WHAT YOU HAVE TO DO => Below are the records; pull every line that includes "Khoya".
* begin *
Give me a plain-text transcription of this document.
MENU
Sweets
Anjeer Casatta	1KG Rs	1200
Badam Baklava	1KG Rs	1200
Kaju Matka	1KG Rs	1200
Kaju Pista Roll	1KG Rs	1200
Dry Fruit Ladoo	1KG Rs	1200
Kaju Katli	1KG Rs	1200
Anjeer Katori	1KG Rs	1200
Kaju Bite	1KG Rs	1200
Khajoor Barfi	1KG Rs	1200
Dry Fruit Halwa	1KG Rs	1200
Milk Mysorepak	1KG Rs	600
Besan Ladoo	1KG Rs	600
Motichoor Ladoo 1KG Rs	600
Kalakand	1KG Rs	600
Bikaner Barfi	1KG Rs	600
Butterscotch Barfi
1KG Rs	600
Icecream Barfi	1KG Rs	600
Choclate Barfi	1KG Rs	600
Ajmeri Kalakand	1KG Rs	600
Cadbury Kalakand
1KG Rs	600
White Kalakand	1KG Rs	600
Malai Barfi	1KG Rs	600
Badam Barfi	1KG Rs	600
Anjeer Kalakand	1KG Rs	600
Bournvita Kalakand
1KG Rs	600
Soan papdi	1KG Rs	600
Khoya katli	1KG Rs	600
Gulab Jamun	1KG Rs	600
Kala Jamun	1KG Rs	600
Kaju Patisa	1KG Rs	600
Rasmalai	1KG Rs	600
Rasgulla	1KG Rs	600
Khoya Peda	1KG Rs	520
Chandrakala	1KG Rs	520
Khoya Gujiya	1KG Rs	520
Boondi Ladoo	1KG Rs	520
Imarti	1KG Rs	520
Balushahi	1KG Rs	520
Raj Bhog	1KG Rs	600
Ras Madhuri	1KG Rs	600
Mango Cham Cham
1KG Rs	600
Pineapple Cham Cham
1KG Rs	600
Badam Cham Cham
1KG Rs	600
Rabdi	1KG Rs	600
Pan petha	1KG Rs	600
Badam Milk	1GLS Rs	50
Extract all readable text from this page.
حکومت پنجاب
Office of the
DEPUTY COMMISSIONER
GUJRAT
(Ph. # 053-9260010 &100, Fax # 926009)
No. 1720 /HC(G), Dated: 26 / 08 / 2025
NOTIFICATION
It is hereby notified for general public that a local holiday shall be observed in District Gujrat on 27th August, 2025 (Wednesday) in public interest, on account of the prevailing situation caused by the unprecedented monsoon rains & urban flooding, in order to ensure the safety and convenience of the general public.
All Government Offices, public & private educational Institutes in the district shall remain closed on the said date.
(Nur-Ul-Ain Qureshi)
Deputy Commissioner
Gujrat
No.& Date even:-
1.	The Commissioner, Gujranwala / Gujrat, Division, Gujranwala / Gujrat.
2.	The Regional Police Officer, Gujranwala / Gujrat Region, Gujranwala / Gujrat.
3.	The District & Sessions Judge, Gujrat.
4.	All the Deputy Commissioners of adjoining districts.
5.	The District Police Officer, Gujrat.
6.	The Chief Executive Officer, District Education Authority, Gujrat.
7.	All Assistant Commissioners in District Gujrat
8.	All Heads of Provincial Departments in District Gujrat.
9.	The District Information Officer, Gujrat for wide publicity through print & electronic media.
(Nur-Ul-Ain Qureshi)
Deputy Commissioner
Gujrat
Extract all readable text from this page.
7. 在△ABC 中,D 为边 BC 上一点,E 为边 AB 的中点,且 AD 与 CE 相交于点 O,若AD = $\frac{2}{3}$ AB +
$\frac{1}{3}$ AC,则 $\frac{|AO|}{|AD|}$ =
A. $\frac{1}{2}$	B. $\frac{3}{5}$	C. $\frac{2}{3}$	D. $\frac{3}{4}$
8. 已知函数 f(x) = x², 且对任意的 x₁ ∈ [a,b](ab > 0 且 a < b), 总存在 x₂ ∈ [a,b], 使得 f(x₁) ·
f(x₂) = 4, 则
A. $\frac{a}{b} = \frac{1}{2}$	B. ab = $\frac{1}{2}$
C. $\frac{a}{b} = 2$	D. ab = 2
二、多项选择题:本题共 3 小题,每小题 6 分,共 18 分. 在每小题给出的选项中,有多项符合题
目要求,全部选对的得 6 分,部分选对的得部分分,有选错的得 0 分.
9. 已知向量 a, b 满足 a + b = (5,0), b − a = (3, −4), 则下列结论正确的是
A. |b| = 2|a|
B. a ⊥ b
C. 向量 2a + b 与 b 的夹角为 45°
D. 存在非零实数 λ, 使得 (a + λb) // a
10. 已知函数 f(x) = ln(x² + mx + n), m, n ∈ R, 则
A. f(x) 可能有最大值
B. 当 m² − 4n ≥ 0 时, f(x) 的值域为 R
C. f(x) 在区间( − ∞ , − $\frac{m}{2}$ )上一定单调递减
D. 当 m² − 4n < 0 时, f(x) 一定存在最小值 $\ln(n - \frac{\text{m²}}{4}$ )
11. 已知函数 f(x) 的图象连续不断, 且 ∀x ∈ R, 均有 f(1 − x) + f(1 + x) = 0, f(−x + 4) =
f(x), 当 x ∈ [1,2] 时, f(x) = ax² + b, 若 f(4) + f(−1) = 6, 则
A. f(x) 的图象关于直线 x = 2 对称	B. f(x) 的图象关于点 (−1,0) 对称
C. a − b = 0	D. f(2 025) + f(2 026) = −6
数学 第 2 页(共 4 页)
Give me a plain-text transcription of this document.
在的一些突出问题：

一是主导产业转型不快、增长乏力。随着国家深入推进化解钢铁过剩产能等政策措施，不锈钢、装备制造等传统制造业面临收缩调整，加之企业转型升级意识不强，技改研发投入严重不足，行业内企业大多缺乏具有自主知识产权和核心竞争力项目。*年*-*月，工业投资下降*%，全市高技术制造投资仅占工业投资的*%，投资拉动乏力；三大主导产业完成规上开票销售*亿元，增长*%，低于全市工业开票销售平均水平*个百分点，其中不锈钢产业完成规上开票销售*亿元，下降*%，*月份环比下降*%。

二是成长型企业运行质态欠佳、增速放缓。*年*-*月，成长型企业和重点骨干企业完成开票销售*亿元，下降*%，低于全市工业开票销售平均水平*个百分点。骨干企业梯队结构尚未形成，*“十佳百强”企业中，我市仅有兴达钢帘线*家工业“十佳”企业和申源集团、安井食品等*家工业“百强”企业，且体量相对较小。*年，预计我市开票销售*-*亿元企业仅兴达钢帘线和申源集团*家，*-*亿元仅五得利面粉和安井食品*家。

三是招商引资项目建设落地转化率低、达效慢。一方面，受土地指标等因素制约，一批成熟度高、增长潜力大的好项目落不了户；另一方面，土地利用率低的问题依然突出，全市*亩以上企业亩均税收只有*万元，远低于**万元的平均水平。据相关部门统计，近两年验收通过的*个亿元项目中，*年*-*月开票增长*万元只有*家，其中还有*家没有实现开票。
* end *
FINAL ANSWER =>
Khoya katli	1KG Rs	600
Khoya Peda	1KG Rs	520
Khoya Gujiya	1KG Rs	520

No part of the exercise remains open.